### Exercise directions
Quote each line of the material verbatim, without the pictures.

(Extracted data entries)
###

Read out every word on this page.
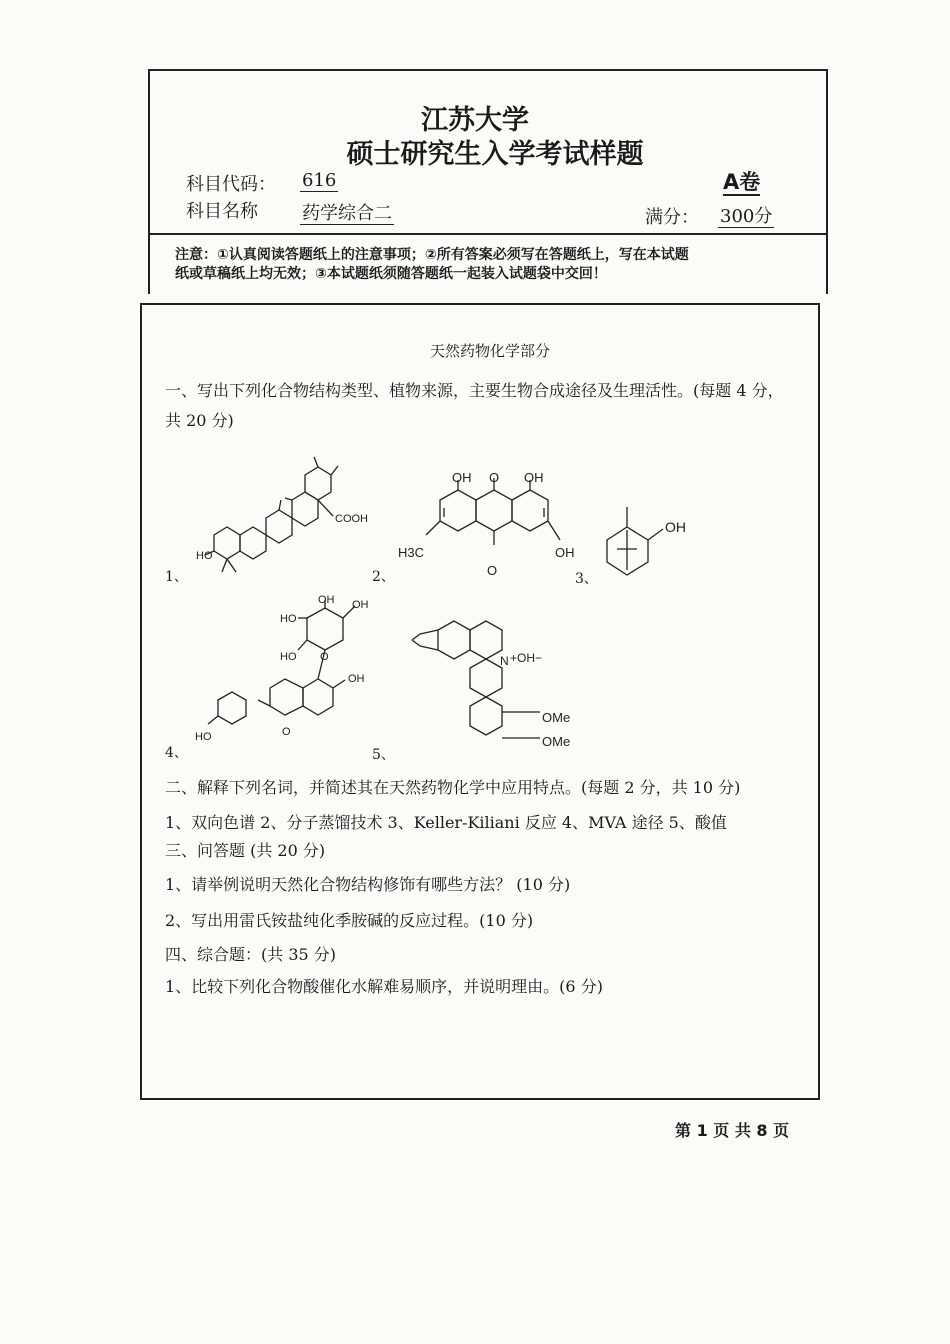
江苏大学
硕士研究生入学考试样题
科目代码： 616	A卷
科目名称 药学综合二	满分： 300分
注意：①认真阅读答题纸上的注意事项；②所有答案必须写在答题纸上，写在本试题
纸或草稿纸上均无效；③本试题纸须随答题纸一起装入试题袋中交回！
天然药物化学部分
一、写出下列化合物结构类型、植物来源，主要生物合成途径及生理活性。(每题 4 分，
共 20 分)
1、	2、	3、
4、	5、
COOH
HO
OH O OH
H3C	OH
O
OH
HO
OH OH
HO O
OH
HO	O
N +OH−
OMe
OMe
二、解释下列名词，并简述其在天然药物化学中应用特点。(每题 2 分，共 10 分)
1、双向色谱 2、分子蒸馏技术 3、Keller-Kiliani 反应 4、MVA 途径 5、酸值
三、问答题 (共 20 分)
1、请举例说明天然化合物结构修饰有哪些方法？ (10 分)
2、写出用雷氏铵盐纯化季胺碱的反应过程。(10 分)
四、综合题：(共 35 分)
1、比较下列化合物酸催化水解难易顺序，并说明理由。(6 分)
第 1 页 共 8 页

###

### Expected answer
Read out every word on this page.
江苏大学
硕士研究生入学考试样题
科目代码： 616	A卷
科目名称 药学综合二	满分： 300分
注意：①认真阅读答题纸上的注意事项；②所有答案必须写在答题纸上，写在本试题
纸或草稿纸上均无效；③本试题纸须随答题纸一起装入试题袋中交回！
天然药物化学部分
一、写出下列化合物结构类型、植物来源，主要生物合成途径及生理活性。(每题 4 分，
共 20 分)
1、	2、	3、
4、	5、
COOH
HO
OH O OH
H3C	OH
O
OH
HO
OH OH
HO O
OH
HO	O
N +OH−
OMe
OMe
二、解释下列名词，并简述其在天然药物化学中应用特点。(每题 2 分，共 10 分)
1、双向色谱 2、分子蒸馏技术 3、Keller-Kiliani 反应 4、MVA 途径 5、酸值
三、问答题 (共 20 分)
1、请举例说明天然化合物结构修饰有哪些方法？ (10 分)
2、写出用雷氏铵盐纯化季胺碱的反应过程。(10 分)
四、综合题：(共 35 分)
1、比较下列化合物酸催化水解难易顺序，并说明理由。(6 分)
第 1 页 共 8 页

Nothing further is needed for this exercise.